> GIVEN TEXT
Hannibal is an active promoter and wrestler and has a series of shoot interviews. It wouldn’t be in his interest to start beef unnecessarily. Also, the banning story is completely true, and Keepin’ It 100 is a pretty huge podcast with Konnan, which was on the Jericho Network or whatever last I checked.

These guys aren’t exactly “nobodies,” unless you’re being a condescending dick. They’re people with at least some stake in the wrestling business. And of course it’s an opinion based on their anecdotal evidence — that’s what they’re govong



Alex6691 said:


> Sorry, I don't watch people who get 3k views with zero credibility. It's the equivalent of you uploading a video and bitching. I watch people with a following who've built that by being impartial.


Hannibal is definitely someone I’ve heard of. And everyone knows you don’t get more than 3k views by being impartial.


----------



## MontyCora (Aug 31, 2016)

Fearless Viper said:


> You need ego to make it in this business. Simple as that.


That's why I think it's dumb as fuck to be annoyed that Cody wanted to win his matches via pinfall. The former WWE guy with a famous father who as these things go is a pretty big deal wants to look good and strong instead of watering down wins with bullshit or being a nice guy and doing jobs?

What an ASSHOLE man!


----------



## La Parka (Oct 28, 2008)

Cody knows what it takes to be a star.


This will annoy people on the roster who are only there to play video games and be buddy buddy with the rest of the locker room.


----------



## Chip Chipperson (Jun 29, 2019)

> DATA SEGMENT

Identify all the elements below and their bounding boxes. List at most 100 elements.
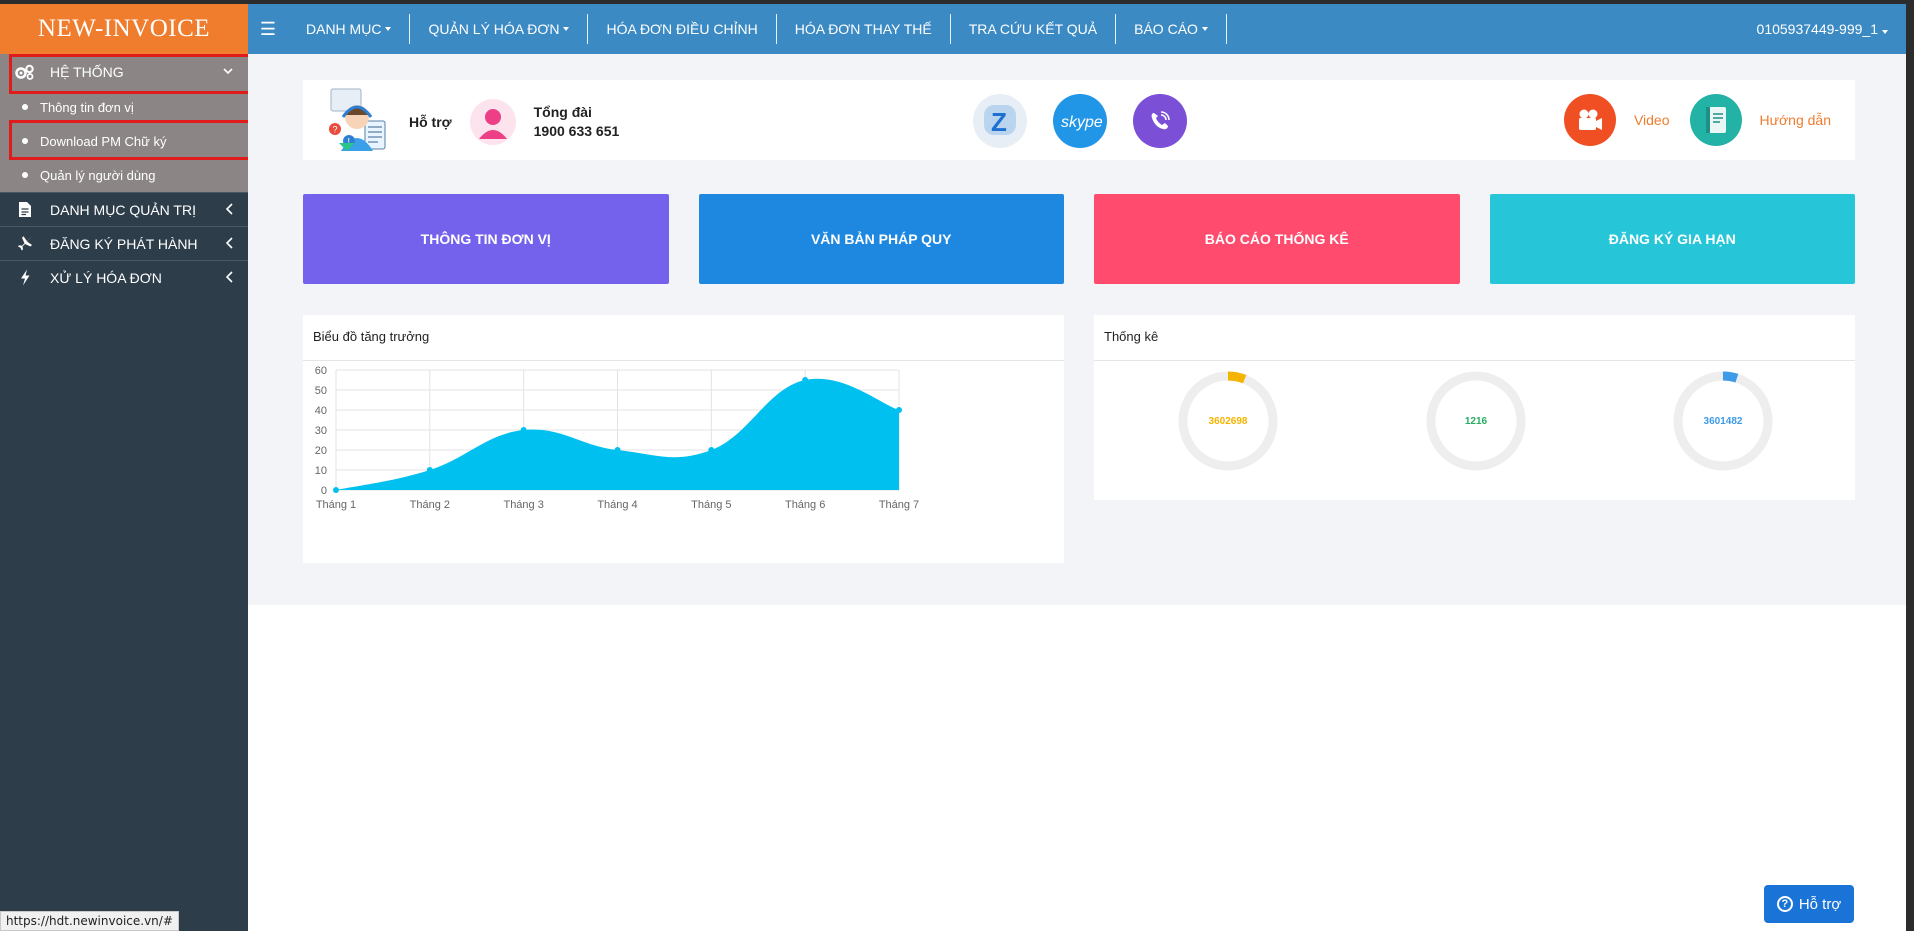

> OBJECTIVES
• A. Set down everything in the wrestling forum thread from "That's why I" down to "an ASSHOLE man!", word for word.
• B. In the wrestling forum thread, how did Cody want to win his matches?
The listing plays no part in this work.

> SET OF ANSWERS
• A.
That's why I think it's dumb as fuck to be annoyed that Cody wanted to win his matches via pinfall. The former WWE guy with a famous father who as these things go is a pretty big deal wants to look good and strong instead of watering down wins with bullshit or being a nice guy and doing jobs?

What an ASSHOLE man!

• B. By pinfall.